◆ Instructions for the task
Return every line of the material exactly.

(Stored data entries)
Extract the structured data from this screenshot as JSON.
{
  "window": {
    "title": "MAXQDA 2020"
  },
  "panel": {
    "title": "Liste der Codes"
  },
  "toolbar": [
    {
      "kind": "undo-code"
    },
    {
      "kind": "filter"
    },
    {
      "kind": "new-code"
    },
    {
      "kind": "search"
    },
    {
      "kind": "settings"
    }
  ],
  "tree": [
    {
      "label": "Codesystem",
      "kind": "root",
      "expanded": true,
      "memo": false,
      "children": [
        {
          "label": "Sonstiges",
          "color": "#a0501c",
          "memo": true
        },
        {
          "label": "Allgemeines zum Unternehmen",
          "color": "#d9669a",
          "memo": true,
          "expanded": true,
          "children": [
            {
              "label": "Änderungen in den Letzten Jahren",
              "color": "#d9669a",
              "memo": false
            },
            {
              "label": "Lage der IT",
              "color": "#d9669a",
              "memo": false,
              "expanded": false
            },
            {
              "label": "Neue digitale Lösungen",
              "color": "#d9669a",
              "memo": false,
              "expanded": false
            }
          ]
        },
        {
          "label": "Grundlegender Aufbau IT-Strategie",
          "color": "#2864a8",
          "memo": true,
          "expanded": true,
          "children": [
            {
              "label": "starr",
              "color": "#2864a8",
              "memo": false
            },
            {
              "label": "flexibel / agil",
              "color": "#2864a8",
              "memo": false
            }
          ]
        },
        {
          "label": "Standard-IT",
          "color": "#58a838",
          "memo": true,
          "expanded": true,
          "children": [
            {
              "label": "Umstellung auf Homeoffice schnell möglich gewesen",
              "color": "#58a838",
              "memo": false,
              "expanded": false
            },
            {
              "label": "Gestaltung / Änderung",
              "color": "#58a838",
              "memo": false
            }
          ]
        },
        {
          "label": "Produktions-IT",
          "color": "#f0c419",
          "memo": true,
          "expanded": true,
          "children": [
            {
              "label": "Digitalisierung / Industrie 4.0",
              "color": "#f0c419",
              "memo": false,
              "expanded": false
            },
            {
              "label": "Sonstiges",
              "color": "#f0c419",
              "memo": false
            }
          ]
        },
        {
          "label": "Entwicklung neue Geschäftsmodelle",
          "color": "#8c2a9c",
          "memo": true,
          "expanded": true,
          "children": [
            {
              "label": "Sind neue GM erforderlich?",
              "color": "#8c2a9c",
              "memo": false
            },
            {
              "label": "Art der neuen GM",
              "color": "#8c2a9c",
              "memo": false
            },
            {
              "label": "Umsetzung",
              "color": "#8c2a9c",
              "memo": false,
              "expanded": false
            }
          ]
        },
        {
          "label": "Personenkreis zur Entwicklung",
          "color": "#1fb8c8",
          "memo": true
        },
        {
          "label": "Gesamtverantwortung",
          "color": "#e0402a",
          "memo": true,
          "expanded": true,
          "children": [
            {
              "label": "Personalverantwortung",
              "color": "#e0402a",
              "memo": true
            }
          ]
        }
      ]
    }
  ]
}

◆ Output
Extract the structured data from this screenshot as JSON.
{
  "window": {
    "title": "MAXQDA 2020"
  },
  "panel": {
    "title": "Liste der Codes"
  },
  "toolbar": [
    {
      "kind": "undo-code"
    },
    {
      "kind": "filter"
    },
    {
      "kind": "new-code"
    },
    {
      "kind": "search"
    },
    {
      "kind": "settings"
    }
  ],
  "tree": [
    {
      "label": "Codesystem",
      "kind": "root",
      "expanded": true,
      "memo": false,
      "children": [
        {
          "label": "Sonstiges",
          "color": "#a0501c",
          "memo": true
        },
        {
          "label": "Allgemeines zum Unternehmen",
          "color": "#d9669a",
          "memo": true,
          "expanded": true,
          "children": [
            {
              "label": "Änderungen in den Letzten Jahren",
              "color": "#d9669a",
              "memo": false
            },
            {
              "label": "Lage der IT",
              "color": "#d9669a",
              "memo": false,
              "expanded": false
            },
            {
              "label": "Neue digitale Lösungen",
              "color": "#d9669a",
              "memo": false,
              "expanded": false
            }
          ]
        },
        {
          "label": "Grundlegender Aufbau IT-Strategie",
          "color": "#2864a8",
          "memo": true,
          "expanded": true,
          "children": [
            {
              "label": "starr",
              "color": "#2864a8",
              "memo": false
            },
            {
              "label": "flexibel / agil",
              "color": "#2864a8",
              "memo": false
            }
          ]
        },
        {
          "label": "Standard-IT",
          "color": "#58a838",
          "memo": true,
          "expanded": true,
          "children": [
            {
              "label": "Umstellung auf Homeoffice schnell möglich gewesen",
              "color": "#58a838",
              "memo": false,
              "expanded": false
            },
            {
              "label": "Gestaltung / Änderung",
              "color": "#58a838",
              "memo": false
            }
          ]
        },
        {
          "label": "Produktions-IT",
          "color": "#f0c419",
          "memo": true,
          "expanded": true,
          "children": [
            {
              "label": "Digitalisierung / Industrie 4.0",
              "color": "#f0c419",
              "memo": false,
              "expanded": false
            },
            {
              "label": "Sonstiges",
              "color": "#f0c419",
              "memo": false
            }
          ]
        },
        {
          "label": "Entwicklung neue Geschäftsmodelle",
          "color": "#8c2a9c",
          "memo": true,
          "expanded": true,
          "children": [
            {
              "label": "Sind neue GM erforderlich?",
              "color": "#8c2a9c",
              "memo": false
            },
            {
              "label": "Art der neuen GM",
              "color": "#8c2a9c",
              "memo": false
            },
            {
              "label": "Umsetzung",
              "color": "#8c2a9c",
              "memo": false,
              "expanded": false
            }
          ]
        },
        {
          "label": "Personenkreis zur Entwicklung",
          "color": "#1fb8c8",
          "memo": true
        },
        {
          "label": "Gesamtverantwortung",
          "color": "#e0402a",
          "memo": true,
          "expanded": true,
          "children": [
            {
              "label": "Personalverantwortung",
              "color": "#e0402a",
              "memo": true
            }
          ]
        }
      ]
    }
  ]
}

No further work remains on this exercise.